→ Supplied text
State mandates as political cover
Today we’ll head straight to reader responses to Tuesday’s newsletter because they were so good and so important to ed reform writ large. This is exactly the kind of conversation I was hoping SCHOOLED would spur.
After praising phone bans, I asked:
Are phones so terrible that, like cigarettes, they should be treated as contraband in our schools? And prohibited at the state level? Is that also how you would treat, say, balanced literacy and three-queuing? What is the defining principle we should embrace so that we don’t try to micromanage everything from the state level but also encourage (or even require) schools to adopt evidence-based practices?
And boy did you have opinions!
Most tellingly, several respondents hit on the same theme: that local leaders often need the political cover of state mandates (or bans) in order to do the right thing.

→ Dataset content
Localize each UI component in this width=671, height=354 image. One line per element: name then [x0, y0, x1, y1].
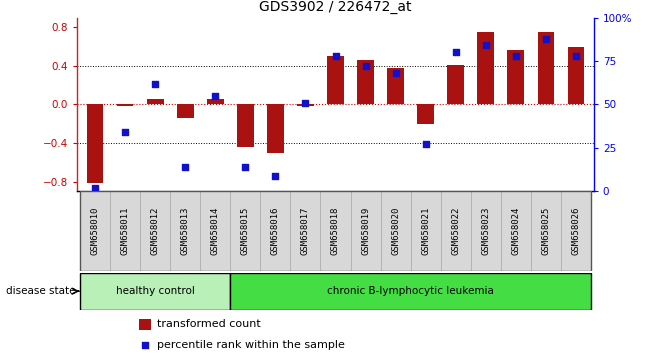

→ Written instruction
Return the passage about state mandates word for word, from "After praising phone" up to and including "the right thing.". Draw only on the passage about state mandates, not on the listing.

→ Worked solution
After praising phone bans, I asked:
Are phones so terrible that, like cigarettes, they should be treated as contraband in our schools? And prohibited at the state level? Is that also how you would treat, say, balanced literacy and three-queuing? What is the defining principle we should embrace so that we don’t try to micromanage everything from the state level but also encourage (or even require) schools to adopt evidence-based practices?
And boy did you have opinions!
Most tellingly, several respondents hit on the same theme: that local leaders often need the political cover of state mandates (or bans) in order to do the right thing.